• Do this
Your task is to copy each line that has the word "Brass".

• Extracted records
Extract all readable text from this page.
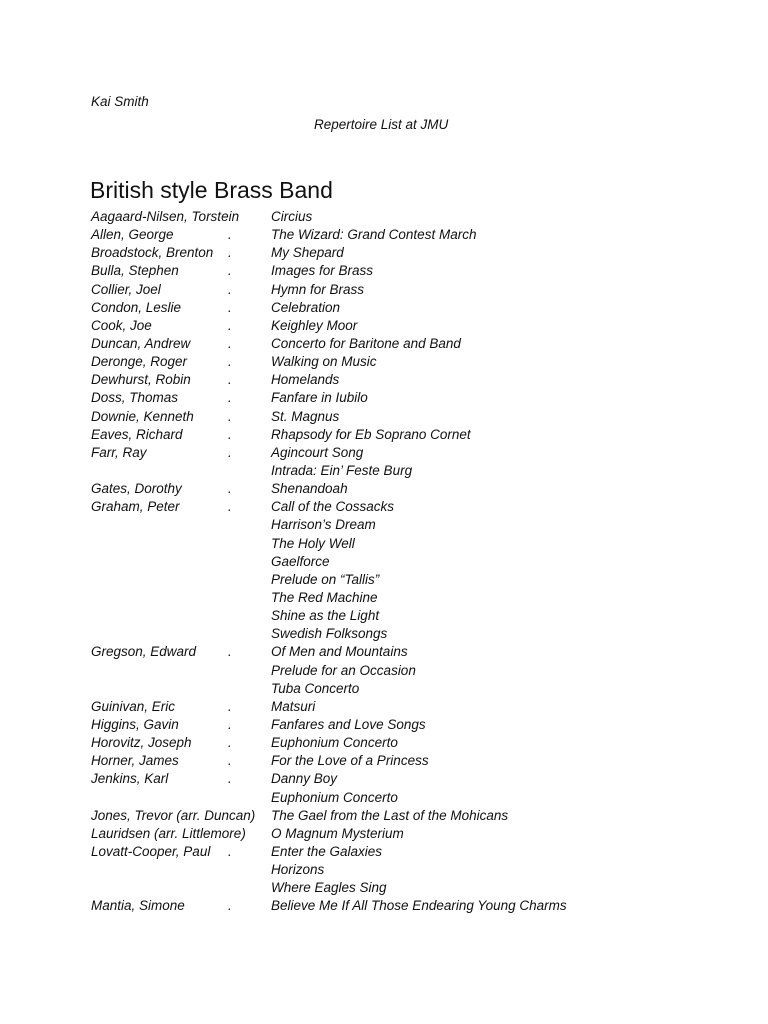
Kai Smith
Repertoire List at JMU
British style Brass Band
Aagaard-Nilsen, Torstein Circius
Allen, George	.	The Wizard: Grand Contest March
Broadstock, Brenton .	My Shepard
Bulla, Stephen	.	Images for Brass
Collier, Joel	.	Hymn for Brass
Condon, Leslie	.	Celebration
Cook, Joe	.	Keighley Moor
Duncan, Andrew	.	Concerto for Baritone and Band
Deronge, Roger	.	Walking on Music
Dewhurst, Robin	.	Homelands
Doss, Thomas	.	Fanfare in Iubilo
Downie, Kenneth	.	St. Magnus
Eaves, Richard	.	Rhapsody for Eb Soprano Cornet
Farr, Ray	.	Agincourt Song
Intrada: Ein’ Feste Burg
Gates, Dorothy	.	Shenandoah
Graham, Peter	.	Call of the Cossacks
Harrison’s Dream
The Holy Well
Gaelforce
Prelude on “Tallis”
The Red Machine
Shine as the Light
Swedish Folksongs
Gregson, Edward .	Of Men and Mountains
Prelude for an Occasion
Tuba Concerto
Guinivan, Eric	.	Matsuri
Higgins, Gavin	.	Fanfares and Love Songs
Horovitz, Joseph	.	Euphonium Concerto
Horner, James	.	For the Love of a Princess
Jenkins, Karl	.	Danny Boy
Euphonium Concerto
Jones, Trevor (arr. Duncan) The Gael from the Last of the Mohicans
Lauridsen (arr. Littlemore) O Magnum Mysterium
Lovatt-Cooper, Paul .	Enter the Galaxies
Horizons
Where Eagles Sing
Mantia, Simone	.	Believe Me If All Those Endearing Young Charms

• Result of this exercise
British style Brass Band
Bulla, Stephen	.	Images for Brass
Collier, Joel	.	Hymn for Brass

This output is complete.